▸ **Problem statement**: Rename "toolbar-trash-button" to "toolbar-delete-button" in the records, starting at the first line and going on through the line with "minimize-window-button[interactable] bbox=[29, 6, 41, 18]". Give only those lines, changing nothing else.

▸ **Records for processing**:
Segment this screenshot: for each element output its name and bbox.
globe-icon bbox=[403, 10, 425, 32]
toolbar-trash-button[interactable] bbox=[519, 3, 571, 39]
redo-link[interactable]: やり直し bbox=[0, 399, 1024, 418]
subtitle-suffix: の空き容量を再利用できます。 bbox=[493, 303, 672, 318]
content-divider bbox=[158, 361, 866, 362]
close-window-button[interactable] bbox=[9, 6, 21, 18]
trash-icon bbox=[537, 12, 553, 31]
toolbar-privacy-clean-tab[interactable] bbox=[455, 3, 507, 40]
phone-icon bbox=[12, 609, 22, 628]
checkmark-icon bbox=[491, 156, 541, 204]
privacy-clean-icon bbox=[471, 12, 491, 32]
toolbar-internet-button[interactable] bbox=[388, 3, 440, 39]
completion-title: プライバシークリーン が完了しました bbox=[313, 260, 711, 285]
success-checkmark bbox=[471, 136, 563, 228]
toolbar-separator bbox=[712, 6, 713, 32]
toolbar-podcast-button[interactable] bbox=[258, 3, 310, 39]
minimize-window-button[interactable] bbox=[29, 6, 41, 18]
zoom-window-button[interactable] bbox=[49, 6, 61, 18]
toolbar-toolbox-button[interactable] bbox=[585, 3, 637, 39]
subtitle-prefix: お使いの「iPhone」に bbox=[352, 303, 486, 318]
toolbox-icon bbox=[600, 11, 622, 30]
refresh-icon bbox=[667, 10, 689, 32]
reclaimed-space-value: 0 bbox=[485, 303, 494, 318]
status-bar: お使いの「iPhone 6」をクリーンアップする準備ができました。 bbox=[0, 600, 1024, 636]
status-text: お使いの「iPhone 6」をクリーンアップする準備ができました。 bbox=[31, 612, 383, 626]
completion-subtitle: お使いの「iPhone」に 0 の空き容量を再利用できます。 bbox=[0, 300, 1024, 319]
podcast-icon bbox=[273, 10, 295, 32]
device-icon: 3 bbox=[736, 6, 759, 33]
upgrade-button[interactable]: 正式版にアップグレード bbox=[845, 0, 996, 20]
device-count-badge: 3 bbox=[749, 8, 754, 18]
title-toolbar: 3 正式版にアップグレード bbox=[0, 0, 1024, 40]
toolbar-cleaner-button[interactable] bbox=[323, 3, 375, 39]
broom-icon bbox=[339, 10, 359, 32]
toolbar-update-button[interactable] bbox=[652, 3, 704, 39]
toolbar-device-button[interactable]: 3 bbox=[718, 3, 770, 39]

▸ **Output of the exercise**:
Segment this screenshot: for each element output its name and bbox.
globe-icon bbox=[403, 10, 425, 32]
toolbar-delete-button[interactable] bbox=[519, 3, 571, 39]
redo-link[interactable]: やり直し bbox=[0, 399, 1024, 418]
subtitle-suffix: の空き容量を再利用できます。 bbox=[493, 303, 672, 318]
content-divider bbox=[158, 361, 866, 362]
close-window-button[interactable] bbox=[9, 6, 21, 18]
trash-icon bbox=[537, 12, 553, 31]
toolbar-privacy-clean-tab[interactable] bbox=[455, 3, 507, 40]
phone-icon bbox=[12, 609, 22, 628]
checkmark-icon bbox=[491, 156, 541, 204]
privacy-clean-icon bbox=[471, 12, 491, 32]
toolbar-internet-button[interactable] bbox=[388, 3, 440, 39]
completion-title: プライバシークリーン が完了しました bbox=[313, 260, 711, 285]
success-checkmark bbox=[471, 136, 563, 228]
toolbar-separator bbox=[712, 6, 713, 32]
toolbar-podcast-button[interactable] bbox=[258, 3, 310, 39]
minimize-window-button[interactable] bbox=[29, 6, 41, 18]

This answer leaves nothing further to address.